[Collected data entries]
___

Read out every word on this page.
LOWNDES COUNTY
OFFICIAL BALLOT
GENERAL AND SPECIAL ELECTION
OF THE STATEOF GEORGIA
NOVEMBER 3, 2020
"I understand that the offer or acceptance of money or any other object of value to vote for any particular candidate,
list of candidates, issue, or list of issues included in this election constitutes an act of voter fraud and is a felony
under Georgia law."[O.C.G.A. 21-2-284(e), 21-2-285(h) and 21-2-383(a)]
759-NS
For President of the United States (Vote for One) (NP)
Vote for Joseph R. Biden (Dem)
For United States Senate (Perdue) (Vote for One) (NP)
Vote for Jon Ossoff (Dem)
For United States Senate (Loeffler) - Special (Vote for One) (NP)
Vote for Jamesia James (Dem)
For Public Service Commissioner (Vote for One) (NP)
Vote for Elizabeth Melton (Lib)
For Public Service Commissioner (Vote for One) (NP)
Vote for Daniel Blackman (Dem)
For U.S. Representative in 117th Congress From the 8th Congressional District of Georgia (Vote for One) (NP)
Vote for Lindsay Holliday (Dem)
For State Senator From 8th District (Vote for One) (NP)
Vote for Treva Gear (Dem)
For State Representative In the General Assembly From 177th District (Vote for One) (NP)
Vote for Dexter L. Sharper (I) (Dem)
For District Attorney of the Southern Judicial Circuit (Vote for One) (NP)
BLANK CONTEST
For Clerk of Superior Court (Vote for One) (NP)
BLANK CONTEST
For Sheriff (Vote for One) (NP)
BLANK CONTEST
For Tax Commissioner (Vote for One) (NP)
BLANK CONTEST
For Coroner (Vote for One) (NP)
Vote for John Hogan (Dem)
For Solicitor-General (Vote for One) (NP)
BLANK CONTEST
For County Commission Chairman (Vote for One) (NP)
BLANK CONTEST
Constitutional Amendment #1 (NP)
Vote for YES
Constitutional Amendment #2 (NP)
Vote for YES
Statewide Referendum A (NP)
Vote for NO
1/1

___

:: The request ::
Check each line of the records above for "Amendment", and copy those that have it.

:: Solution ::
Constitutional Amendment #1 (NP)
Constitutional Amendment #2 (NP)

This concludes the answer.